Çıkarılan metin:

###

Acil Serviste İhmal Edilen Bir Hipertansiyon Nedeni: Primer Hiperaldosteronizm

Primer hiperaldosteronizm (PHA) dirençli hipertansiyon önde gelen nedenlerinden biridir. Bu yazıda acil servise dirençli hipertansiyon ve kas güçsüzlüğü ile başvuran 57 yaşında bir kadın hasta sunuldu. Elli yedi yaşındaki hipertansif kadın hasta kas güçsüzlüğü ve dirençli hipertansiyon ile acil servise başvurdu. İlk fizik muayene ve laboratuvar incelemesinde yüksek kan basıncı (232/136 mmHg), kas güçsüzlüğü, hipokalemi (K+=2.1 meq/l) ve metabolik alkaloz (pH=7.47) saptandı. Acil Serviste uygulanan ilk tedaviden sonuç alınamadı. Dirençli hipokalemi, metabolik alkaloz ve arteryel hipertansiyon nedeniyle, hastada PHA dan şüphe edilerek hasta hastaneye yatırıldı. Elde edilen, plazma rennin aktivitesi 0.3 ng/ml/saat (normal değerler 0.2-2.8 ng/ml/saat) Plazma aldosteron konsantrasyonu 534.41 pg/ml (normal değerler: 10-160 ml/ pg) ve aldosteron konsantrasyonu/Renin Aktivitesi/oranı 178 ng/ dl/ng/ml/h bulundu. Batın tomografisi normaldi. Hastaya günlük 100 mg Aldactazid tedavisi uygulandı. İki hafta normal kan basıncı ve K+ düzeyi ile hasta taburcu edildi. PHA dirençli hipertansiyonun önde gelen nedenlerinden biridir. Acil hekimi hipokalemi ve metabolik alkalozun eşlik ettiği dirençli hipertansiyona sahip hastalarda erken tanı ve kardiyovasküler komplikasyonlardan korunmak için PHA’i tanıda düşünmelidir.

###

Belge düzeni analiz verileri
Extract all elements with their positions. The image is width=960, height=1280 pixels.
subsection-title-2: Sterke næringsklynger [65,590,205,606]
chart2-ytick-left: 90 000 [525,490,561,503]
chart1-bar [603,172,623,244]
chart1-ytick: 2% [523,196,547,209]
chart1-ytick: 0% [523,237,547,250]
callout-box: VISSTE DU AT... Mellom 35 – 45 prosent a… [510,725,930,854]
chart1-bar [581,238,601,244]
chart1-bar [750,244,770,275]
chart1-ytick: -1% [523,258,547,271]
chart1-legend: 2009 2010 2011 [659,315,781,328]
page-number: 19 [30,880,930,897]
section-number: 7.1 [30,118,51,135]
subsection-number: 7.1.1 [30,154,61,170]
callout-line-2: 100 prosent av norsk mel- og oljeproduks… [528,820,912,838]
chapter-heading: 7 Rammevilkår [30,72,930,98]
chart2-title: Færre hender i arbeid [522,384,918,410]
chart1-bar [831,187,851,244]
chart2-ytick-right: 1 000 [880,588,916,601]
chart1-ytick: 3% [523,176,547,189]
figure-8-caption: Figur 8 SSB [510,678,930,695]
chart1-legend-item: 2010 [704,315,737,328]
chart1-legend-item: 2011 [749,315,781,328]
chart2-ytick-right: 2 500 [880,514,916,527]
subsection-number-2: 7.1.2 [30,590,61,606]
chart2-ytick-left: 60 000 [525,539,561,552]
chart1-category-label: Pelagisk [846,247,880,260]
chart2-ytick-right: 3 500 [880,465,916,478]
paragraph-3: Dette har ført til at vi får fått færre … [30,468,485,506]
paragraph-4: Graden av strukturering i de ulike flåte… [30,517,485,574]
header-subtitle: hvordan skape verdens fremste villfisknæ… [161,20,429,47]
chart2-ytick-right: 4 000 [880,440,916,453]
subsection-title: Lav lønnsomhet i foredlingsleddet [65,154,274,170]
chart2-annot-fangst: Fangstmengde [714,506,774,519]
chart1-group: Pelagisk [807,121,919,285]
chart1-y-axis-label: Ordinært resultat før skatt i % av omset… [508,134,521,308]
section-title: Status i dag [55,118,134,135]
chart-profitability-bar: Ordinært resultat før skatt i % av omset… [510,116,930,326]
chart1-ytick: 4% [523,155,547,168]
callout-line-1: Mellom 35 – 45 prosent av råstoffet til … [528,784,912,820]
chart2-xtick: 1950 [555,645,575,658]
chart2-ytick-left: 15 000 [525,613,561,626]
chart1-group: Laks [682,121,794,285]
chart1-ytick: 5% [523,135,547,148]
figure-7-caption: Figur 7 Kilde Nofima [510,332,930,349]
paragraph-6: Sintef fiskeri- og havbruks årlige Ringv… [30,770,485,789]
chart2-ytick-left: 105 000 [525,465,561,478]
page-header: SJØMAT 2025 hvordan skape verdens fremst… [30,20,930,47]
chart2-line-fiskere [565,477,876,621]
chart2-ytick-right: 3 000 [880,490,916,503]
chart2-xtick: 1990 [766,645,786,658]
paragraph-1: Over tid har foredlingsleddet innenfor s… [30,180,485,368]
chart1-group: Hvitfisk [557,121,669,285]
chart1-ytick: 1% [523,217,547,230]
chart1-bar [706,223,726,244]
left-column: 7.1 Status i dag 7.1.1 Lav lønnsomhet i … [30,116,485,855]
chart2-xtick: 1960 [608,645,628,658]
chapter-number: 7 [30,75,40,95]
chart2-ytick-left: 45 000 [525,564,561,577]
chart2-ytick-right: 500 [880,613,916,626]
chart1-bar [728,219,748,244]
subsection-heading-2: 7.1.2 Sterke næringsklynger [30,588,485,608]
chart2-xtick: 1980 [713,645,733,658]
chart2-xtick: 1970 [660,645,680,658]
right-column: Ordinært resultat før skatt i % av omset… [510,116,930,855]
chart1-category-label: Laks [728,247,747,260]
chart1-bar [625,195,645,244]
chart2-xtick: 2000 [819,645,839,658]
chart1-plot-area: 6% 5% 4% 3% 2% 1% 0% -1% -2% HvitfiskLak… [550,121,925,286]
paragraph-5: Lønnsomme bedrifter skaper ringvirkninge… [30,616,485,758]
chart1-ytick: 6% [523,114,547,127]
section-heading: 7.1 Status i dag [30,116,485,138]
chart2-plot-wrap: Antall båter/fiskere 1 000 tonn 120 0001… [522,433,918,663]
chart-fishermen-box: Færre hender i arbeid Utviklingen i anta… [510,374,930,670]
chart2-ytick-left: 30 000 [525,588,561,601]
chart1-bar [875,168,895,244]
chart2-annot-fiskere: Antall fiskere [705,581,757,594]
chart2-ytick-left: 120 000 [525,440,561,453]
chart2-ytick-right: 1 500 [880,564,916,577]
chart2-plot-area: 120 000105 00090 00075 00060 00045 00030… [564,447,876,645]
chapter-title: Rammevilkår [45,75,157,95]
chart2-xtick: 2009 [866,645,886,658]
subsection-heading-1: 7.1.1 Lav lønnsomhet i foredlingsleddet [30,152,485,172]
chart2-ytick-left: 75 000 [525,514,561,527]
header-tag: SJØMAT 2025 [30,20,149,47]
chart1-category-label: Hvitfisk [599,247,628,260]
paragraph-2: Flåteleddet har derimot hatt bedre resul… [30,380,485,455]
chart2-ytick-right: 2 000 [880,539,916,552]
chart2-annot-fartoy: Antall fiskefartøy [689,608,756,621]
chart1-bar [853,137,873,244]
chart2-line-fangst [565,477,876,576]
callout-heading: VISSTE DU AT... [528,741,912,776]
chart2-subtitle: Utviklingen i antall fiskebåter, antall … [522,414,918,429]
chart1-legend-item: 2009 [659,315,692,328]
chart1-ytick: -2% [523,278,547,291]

###

Görev tanımı A:
Primer hiperaldosteronizm olgusunu anlatan metni iki cümlede özetler misiniz?
Görev tanımı B:
Primer hiperaldosteronizm metnindeki "Bu yazıda acil servise dirençli hipertansiyon ve kas güçsüzlüğü ile başvuran 57 yaşında bir kadın hasta sunuldu." cümlesini İngilizceye nasıl çevirirsiniz?

Yanıt alanı A:
Acil servise dirençli hipertansiyon ve kas güçsüzlüğüyle başvuran 57 yaşındaki kadın hastada hipokalemi ve metabolik alkaloz saptanmıştır. PHA'dan şüphelenilerek hastaneye yatırılan hastaya günlük 100 mg Aldactazid verilmiş ve hasta normal kan basıncı ve K+ düzeyiyle taburcu edilmiştir.

Yanıt alanı B:
This paper presents a 57-year-old female patient who was admitted to the emergency department with resistant hypertension and muscle weakness.